▸ **What to do**
Using the listing below, select the lines with the word "variety" and copy them.

::::

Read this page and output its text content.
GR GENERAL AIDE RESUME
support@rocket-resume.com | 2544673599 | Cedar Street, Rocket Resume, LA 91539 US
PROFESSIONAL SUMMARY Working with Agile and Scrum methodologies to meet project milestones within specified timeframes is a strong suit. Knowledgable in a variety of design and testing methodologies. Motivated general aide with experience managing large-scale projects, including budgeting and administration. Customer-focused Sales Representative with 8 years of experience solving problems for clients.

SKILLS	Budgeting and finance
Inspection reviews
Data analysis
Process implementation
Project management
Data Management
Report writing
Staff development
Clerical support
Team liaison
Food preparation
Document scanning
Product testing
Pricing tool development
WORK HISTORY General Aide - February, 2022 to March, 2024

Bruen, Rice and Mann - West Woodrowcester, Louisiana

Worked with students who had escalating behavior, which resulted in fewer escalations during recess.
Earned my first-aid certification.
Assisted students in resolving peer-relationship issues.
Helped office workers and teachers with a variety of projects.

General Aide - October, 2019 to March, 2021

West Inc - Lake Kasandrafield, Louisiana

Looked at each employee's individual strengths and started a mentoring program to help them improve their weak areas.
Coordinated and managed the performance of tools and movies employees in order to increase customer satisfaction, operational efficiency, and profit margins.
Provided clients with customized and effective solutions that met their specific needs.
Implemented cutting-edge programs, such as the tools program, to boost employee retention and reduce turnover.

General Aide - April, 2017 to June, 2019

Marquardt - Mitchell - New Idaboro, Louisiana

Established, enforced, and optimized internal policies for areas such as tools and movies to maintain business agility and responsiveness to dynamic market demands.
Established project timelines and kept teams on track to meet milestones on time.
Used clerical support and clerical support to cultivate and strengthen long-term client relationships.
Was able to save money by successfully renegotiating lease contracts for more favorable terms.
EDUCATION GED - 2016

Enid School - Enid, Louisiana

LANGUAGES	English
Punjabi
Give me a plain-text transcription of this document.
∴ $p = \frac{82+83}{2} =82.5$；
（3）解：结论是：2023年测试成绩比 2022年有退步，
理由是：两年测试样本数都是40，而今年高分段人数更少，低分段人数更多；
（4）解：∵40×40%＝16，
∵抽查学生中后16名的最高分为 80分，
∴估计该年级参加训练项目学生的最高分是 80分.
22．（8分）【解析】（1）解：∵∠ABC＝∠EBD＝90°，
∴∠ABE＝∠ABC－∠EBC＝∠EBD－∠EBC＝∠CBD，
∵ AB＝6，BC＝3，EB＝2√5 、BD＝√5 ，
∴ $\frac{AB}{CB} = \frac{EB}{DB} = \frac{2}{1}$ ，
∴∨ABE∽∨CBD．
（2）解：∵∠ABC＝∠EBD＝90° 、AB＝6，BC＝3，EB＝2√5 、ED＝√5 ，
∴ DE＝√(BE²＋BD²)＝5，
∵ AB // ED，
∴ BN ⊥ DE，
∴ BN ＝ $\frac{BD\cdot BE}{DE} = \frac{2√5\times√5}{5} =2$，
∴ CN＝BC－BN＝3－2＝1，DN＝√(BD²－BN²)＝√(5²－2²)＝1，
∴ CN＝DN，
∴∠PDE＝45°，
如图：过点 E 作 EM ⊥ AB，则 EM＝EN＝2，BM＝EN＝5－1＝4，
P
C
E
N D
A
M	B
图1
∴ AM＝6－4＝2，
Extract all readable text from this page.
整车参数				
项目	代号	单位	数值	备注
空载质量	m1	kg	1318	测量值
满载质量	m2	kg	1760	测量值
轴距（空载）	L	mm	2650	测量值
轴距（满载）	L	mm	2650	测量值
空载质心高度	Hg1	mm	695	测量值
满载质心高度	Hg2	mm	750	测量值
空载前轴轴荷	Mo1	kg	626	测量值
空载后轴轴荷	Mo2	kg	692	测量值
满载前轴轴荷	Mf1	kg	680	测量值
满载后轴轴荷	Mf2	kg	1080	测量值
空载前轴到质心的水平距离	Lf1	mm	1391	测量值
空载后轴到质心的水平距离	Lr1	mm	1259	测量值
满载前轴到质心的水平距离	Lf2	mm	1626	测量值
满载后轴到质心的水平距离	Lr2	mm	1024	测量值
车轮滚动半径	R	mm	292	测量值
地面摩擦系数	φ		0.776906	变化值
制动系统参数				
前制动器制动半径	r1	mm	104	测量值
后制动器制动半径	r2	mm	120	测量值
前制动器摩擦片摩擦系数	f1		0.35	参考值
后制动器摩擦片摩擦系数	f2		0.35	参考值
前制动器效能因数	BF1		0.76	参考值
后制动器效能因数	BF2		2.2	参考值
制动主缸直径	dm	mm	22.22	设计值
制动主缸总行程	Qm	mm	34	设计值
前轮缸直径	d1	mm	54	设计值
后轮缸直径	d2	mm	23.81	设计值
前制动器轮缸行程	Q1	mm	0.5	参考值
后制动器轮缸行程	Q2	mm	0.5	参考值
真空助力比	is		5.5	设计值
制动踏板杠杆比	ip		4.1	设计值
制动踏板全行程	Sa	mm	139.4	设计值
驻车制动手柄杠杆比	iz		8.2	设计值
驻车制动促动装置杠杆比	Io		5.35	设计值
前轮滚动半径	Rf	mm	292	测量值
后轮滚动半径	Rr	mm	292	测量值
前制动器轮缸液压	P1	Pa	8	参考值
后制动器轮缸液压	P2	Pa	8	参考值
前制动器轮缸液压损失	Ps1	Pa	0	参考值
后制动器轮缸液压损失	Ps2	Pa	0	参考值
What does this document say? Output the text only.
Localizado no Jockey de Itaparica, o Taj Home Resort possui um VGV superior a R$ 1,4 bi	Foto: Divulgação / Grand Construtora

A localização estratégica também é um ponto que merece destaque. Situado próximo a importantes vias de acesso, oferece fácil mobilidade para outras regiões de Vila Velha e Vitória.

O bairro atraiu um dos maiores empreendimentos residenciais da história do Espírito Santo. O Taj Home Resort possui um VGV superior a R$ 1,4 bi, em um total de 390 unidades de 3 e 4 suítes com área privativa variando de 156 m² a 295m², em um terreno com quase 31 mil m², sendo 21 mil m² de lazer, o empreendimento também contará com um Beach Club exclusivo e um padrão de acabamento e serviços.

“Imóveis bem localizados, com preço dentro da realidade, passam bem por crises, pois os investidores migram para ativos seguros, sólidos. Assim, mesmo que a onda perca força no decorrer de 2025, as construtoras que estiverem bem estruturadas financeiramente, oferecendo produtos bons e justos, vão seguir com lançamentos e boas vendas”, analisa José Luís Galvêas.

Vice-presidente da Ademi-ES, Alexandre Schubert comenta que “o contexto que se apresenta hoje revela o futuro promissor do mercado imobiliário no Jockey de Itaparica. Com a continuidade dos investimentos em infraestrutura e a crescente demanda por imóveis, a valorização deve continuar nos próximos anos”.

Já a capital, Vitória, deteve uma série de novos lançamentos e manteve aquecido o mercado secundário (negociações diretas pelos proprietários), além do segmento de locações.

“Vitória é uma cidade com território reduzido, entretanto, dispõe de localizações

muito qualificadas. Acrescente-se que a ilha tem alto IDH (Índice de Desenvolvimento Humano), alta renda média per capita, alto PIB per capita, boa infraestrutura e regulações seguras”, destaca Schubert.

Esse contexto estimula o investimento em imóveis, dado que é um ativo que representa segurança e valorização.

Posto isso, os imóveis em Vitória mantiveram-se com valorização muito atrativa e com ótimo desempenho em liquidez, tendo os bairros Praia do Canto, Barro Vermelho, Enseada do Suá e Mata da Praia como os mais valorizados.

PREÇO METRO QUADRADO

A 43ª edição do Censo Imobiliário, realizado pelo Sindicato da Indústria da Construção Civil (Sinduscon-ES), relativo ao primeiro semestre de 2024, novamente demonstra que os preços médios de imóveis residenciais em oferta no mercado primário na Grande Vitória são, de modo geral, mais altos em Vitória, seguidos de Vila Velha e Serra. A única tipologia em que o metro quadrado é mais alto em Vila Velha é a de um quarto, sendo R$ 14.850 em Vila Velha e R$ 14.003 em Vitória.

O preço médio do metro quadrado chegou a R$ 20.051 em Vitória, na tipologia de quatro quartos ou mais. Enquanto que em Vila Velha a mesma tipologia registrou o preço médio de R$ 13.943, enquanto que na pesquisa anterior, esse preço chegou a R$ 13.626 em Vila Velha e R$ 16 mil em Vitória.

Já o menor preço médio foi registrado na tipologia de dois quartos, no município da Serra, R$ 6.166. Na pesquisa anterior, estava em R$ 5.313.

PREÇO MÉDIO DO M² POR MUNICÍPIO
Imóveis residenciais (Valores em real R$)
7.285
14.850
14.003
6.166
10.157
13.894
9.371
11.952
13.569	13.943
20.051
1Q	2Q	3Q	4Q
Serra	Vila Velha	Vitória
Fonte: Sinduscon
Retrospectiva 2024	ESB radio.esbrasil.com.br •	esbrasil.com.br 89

::::

▸ **Solution to this problem**
PROFESSIONAL SUMMARY Working with Agile and Scrum methodologies to meet project milestones within specified timeframes is a strong suit. Knowledgable in a variety of design and testing methodologies. Motivated general aide with experience managing large-scale projects, including budgeting and administration. Customer-focused Sales Representative with 8 years of experience solving problems for clients.
Helped office workers and teachers with a variety of projects.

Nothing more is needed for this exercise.